>> BEGIN LISTED RECORDS

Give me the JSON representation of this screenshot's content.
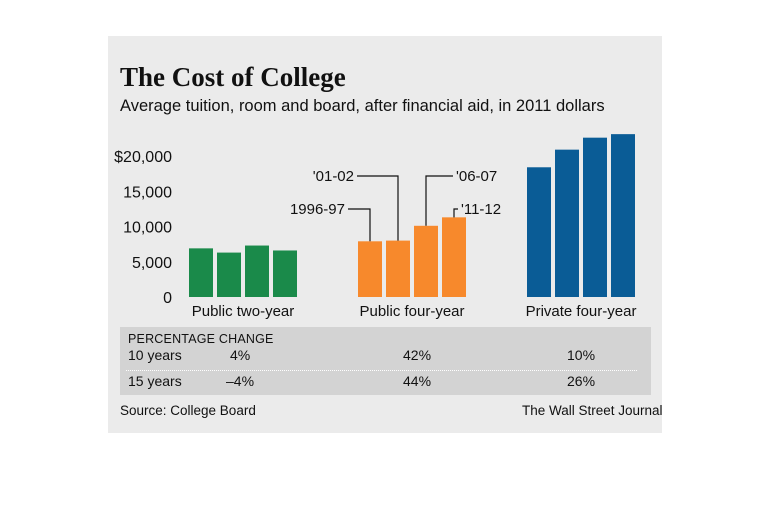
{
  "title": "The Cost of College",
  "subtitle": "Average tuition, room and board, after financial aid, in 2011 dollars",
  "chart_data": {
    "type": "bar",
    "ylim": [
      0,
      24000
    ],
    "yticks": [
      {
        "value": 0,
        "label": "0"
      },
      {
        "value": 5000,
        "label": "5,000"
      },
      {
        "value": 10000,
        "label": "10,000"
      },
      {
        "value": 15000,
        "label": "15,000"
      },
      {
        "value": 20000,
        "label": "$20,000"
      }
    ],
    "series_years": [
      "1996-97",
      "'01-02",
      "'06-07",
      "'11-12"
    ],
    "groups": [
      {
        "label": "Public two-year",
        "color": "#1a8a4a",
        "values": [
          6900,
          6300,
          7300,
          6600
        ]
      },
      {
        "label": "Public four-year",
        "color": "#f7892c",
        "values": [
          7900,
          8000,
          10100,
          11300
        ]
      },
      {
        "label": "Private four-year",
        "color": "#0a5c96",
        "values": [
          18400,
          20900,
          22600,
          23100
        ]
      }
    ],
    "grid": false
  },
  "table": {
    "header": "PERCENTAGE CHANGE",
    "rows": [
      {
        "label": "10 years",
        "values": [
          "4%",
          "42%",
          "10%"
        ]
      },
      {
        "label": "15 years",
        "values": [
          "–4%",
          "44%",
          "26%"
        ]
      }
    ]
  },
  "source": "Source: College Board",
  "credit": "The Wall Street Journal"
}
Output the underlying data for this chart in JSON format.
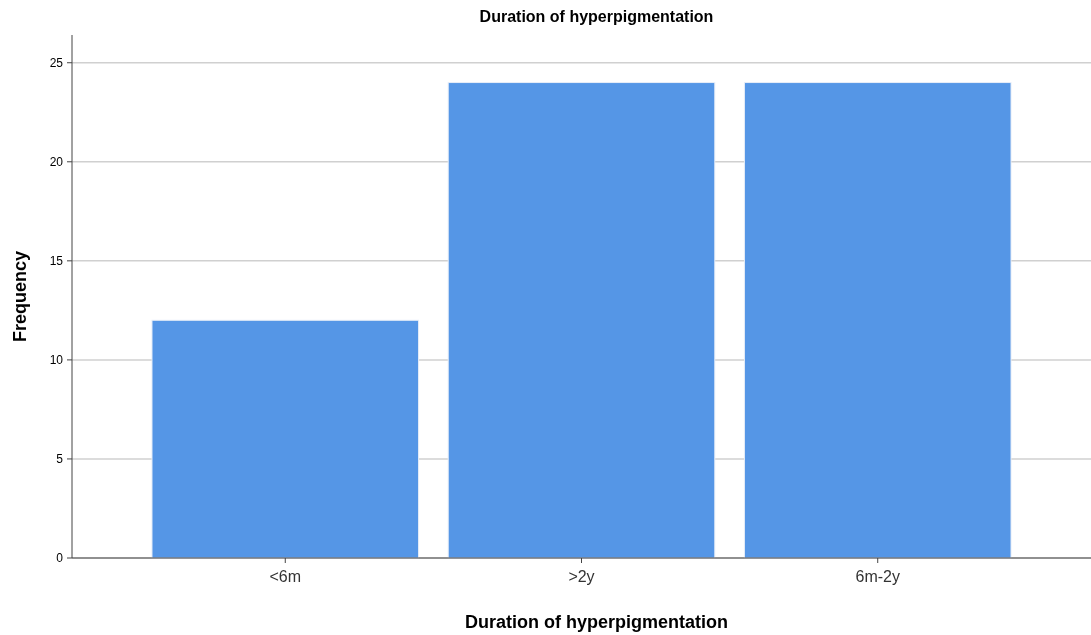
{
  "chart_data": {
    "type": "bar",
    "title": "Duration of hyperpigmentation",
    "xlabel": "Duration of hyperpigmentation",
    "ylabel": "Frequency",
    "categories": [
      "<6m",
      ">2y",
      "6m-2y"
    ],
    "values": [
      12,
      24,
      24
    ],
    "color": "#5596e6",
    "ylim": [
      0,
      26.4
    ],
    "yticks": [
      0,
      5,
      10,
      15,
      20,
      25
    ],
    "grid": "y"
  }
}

>> END LISTED RECORDS

TASK REQUIREMENTS:
From start to finish, output the listing exactly, but omit its pictures.

RESPONSE TO THIS TASK:
Give me the JSON representation of this screenshot's content.
{
  "title": "The Cost of College",
  "subtitle": "Average tuition, room and board, after financial aid, in 2011 dollars",
  "chart_data": {
    "type": "bar",
    "ylim": [
      0,
      24000
    ],
    "yticks": [
      {
        "value": 0,
        "label": "0"
      },
      {
        "value": 5000,
        "label": "5,000"
      },
      {
        "value": 10000,
        "label": "10,000"
      },
      {
        "value": 15000,
        "label": "15,000"
      },
      {
        "value": 20000,
        "label": "$20,000"
      }
    ],
    "series_years": [
      "1996-97",
      "'01-02",
      "'06-07",
      "'11-12"
    ],
    "groups": [
      {
        "label": "Public two-year",
        "color": "#1a8a4a",
        "values": [
          6900,
          6300,
          7300,
          6600
        ]
      },
      {
        "label": "Public four-year",
        "color": "#f7892c",
        "values": [
          7900,
          8000,
          10100,
          11300
        ]
      },
      {
        "label": "Private four-year",
        "color": "#0a5c96",
        "values": [
          18400,
          20900,
          22600,
          23100
        ]
      }
    ],
    "grid": false
  },
  "table": {
    "header": "PERCENTAGE CHANGE",
    "rows": [
      {
        "label": "10 years",
        "values": [
          "4%",
          "42%",
          "10%"
        ]
      },
      {
        "label": "15 years",
        "values": [
          "–4%",
          "44%",
          "26%"
        ]
      }
    ]
  },
  "source": "Source: College Board",
  "credit": "The Wall Street Journal"
}
Output the underlying data for this chart in JSON format.
{
  "chart_data": {
    "type": "bar",
    "title": "Duration of hyperpigmentation",
    "xlabel": "Duration of hyperpigmentation",
    "ylabel": "Frequency",
    "categories": [
      "<6m",
      ">2y",
      "6m-2y"
    ],
    "values": [
      12,
      24,
      24
    ],
    "color": "#5596e6",
    "ylim": [
      0,
      26.4
    ],
    "yticks": [
      0,
      5,
      10,
      15,
      20,
      25
    ],
    "grid": "y"
  }
}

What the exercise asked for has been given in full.